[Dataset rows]
******************************

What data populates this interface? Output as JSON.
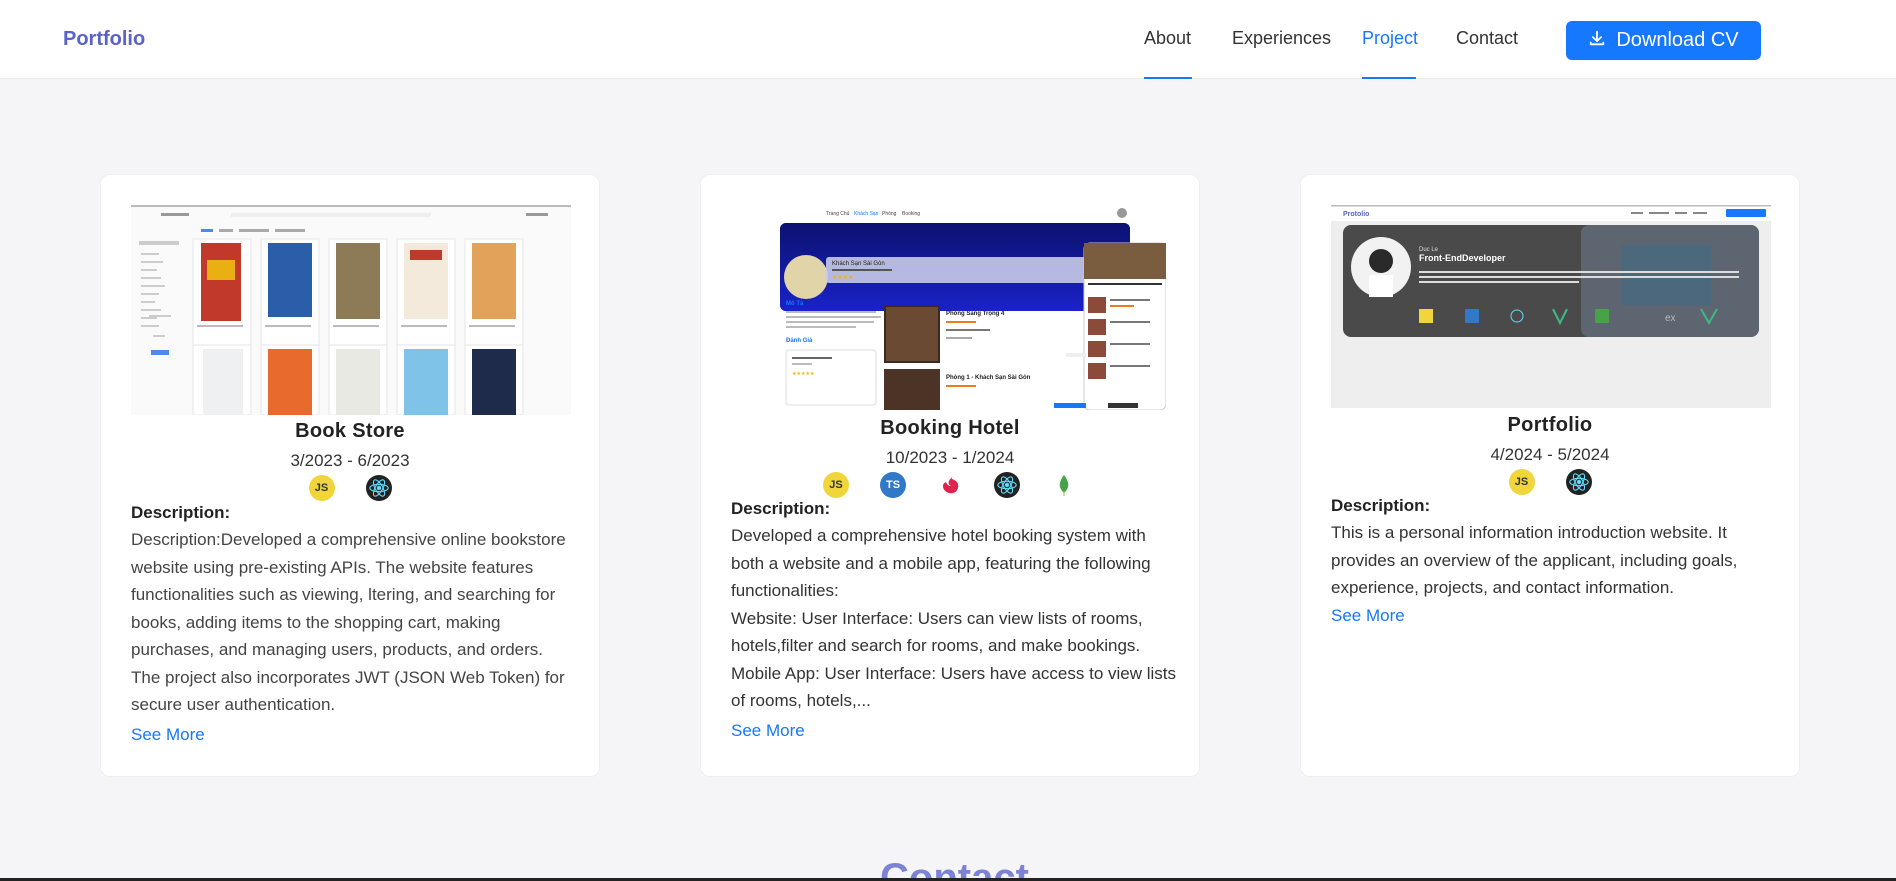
{
  "header": {
    "brand": "Portfolio",
    "nav": [
      {
        "label": "About",
        "active": false
      },
      {
        "label": "Experiences",
        "active": false
      },
      {
        "label": "Project",
        "active": true
      },
      {
        "label": "Contact",
        "active": false
      }
    ],
    "download_label": "Download CV",
    "download_icon": "download-icon"
  },
  "projects": [
    {
      "title": "Book Store",
      "date": "3/2023 - 6/2023",
      "tech": [
        "JS",
        "React"
      ],
      "desc_head": "Description:",
      "desc": "Description:Developed a comprehensive online bookstore website using pre-existing APIs. The website features functionalities such as viewing, ltering, and searching for books, adding items to the shopping cart, making purchases, and managing users, products, and orders. The project also incorporates JWT (JSON Web Token) for secure user authentication.",
      "see_more": "See More"
    },
    {
      "title": "Booking Hotel",
      "date": "10/2023 - 1/2024",
      "tech": [
        "JS",
        "TS",
        "NestJS",
        "React",
        "MongoDB"
      ],
      "desc_head": "Description:",
      "desc": "Developed a comprehensive hotel booking system with both a website and a mobile app, featuring the following functionalities:\nWebsite: User Interface: Users can view lists of rooms, hotels,filter and search for rooms, and make bookings.\nMobile App: User Interface: Users have access to view lists of rooms, hotels,...",
      "see_more": "See More"
    },
    {
      "title": "Portfolio",
      "date": "4/2024 - 5/2024",
      "tech": [
        "JS",
        "React"
      ],
      "desc_head": "Description:",
      "desc": "This is a personal information introduction website. It provides an overview of the applicant, including goals, experience, projects, and contact information.",
      "see_more": "See More"
    }
  ],
  "screenshots": {
    "hotel": {
      "nav": [
        "Trang Chủ",
        "Khách Sạn",
        "Phòng",
        "Booking"
      ],
      "hotel_name": "Khách Sạn Sài Gòn",
      "section_desc": "Mô Tả",
      "section_review": "Đánh Giá",
      "room_1": "Phòng Sang Trọng 4",
      "room_2": "Phòng 1 - Khách Sạn Sài Gòn"
    },
    "portfolio": {
      "brand": "Protolio",
      "name": "Duc Le",
      "role": "Front-EndDeveloper"
    }
  },
  "footer": {
    "contact_heading": "Contact"
  }
}
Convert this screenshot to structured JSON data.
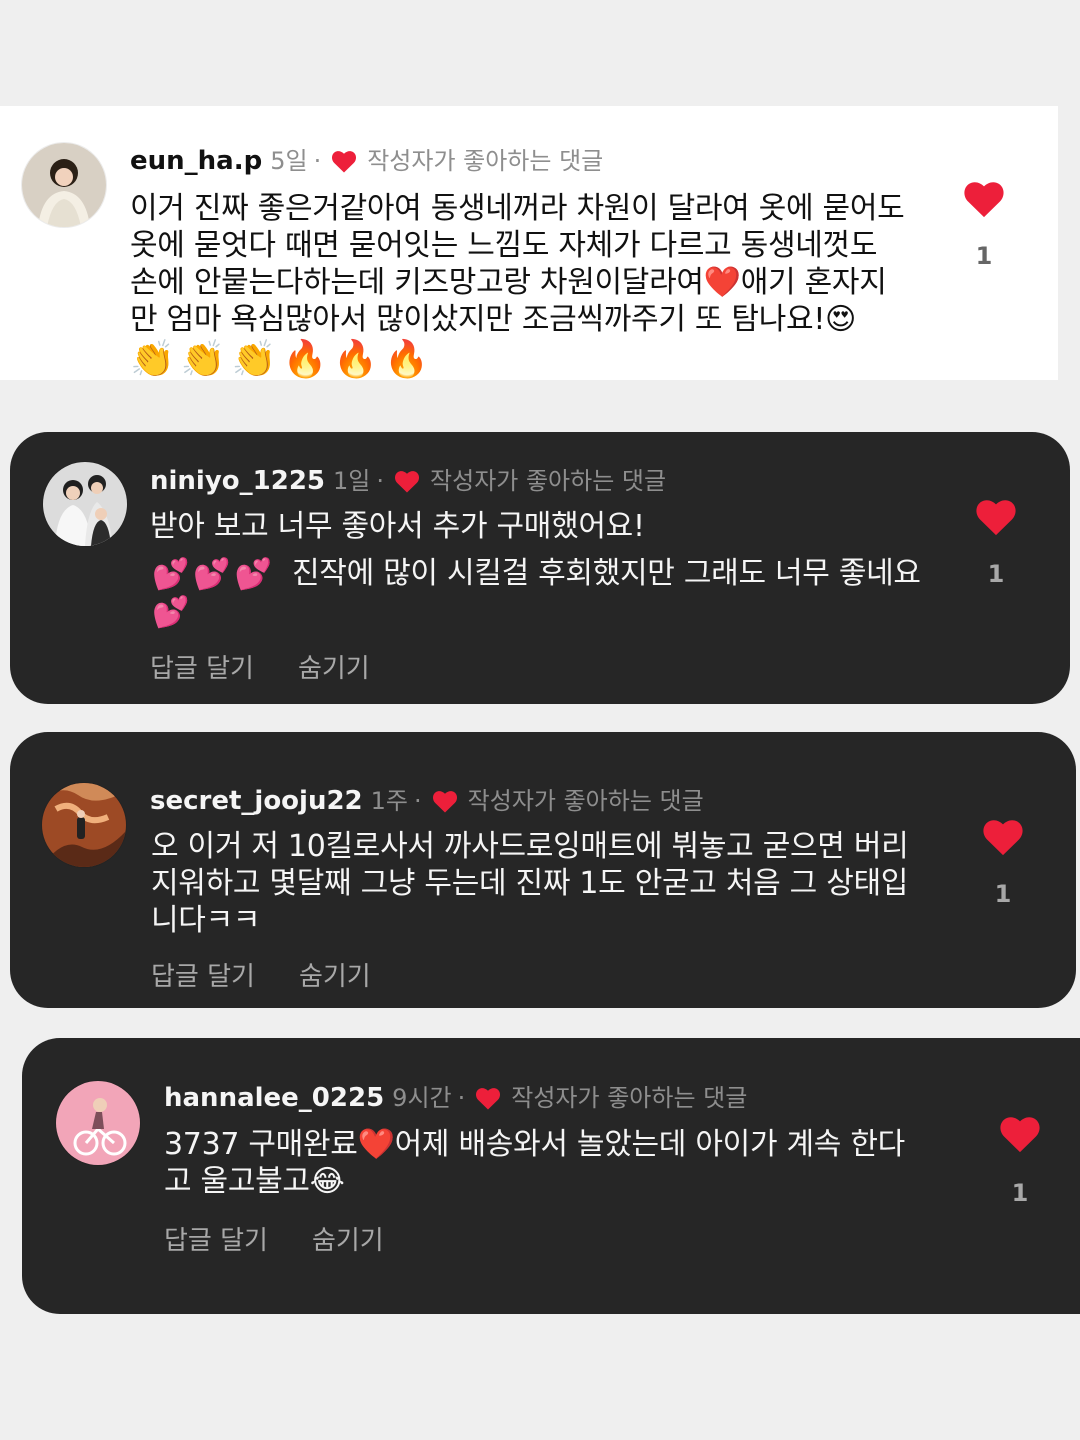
{
  "comments": [
    {
      "username": "eun_ha.p",
      "time": "5일",
      "separator": "·",
      "liked_label": "작성자가 좋아하는 댓글",
      "text": "이거 진짜 좋은거같아여 동생네꺼라 차원이 달라여 옷에 묻어도\n옷에 묻엇다 때면 묻어잇는 느낌도 자체가 다르고 동생네껏도\n손에 안뭍는다하는데 키즈망고랑 차원이달라여❤️애기 혼자지\n만 엄마 욕심많아서 많이샀지만 조금씩까주기 또 탐나요!😍",
      "emoji_line": "👏👏👏🔥🔥🔥",
      "likes": "1",
      "avatar": "avatar-woman-dress",
      "heart_color": "#ed1f3a"
    },
    {
      "username": "niniyo_1225",
      "time": "1일",
      "separator": "·",
      "liked_label": "작성자가 좋아하는 댓글",
      "text": "받아 보고 너무 좋아서 추가 구매했어요!",
      "emoji_prefix": "💕💕💕",
      "text2": "진작에 많이 시킬걸 후회했지만 그래도 너무 좋네요",
      "emoji_suffix": "💕",
      "likes": "1",
      "avatar": "avatar-family",
      "reply": "답글 달기",
      "hide": "숨기기",
      "heart_color": "#ed1f3a"
    },
    {
      "username": "secret_jooju22",
      "time": "1주",
      "separator": "·",
      "liked_label": "작성자가 좋아하는 댓글",
      "text": "오 이거 저 10킬로사서 까사드로잉매트에 붜놓고 굳으면 버리\n지워하고 몇달째 그냥 두는데 진짜 1도 안굳고 처음 그 상태입\n니다ㅋㅋ",
      "likes": "1",
      "avatar": "avatar-canyon",
      "reply": "답글 달기",
      "hide": "숨기기",
      "heart_color": "#ed1f3a"
    },
    {
      "username": "hannalee_0225",
      "time": "9시간",
      "separator": "·",
      "liked_label": "작성자가 좋아하는 댓글",
      "text": "3737 구매완료❤️어제 배송와서 놀았는데 아이가 계속 한다\n고 울고불고😂",
      "likes": "1",
      "avatar": "avatar-bicycle",
      "reply": "답글 달기",
      "hide": "숨기기",
      "heart_color": "#ed1f3a"
    }
  ]
}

******************************

[EXERCISE DESCRIPTION]:
Take each line containing the string "Khách" and copy it out.

[SOLUTION FOR THIS PROBLEM]:
        "Khách Sạn",
      "hotel_name": "Khách Sạn Sài Gòn",
      "room_2": "Phòng 1 - Khách Sạn Sài Gòn"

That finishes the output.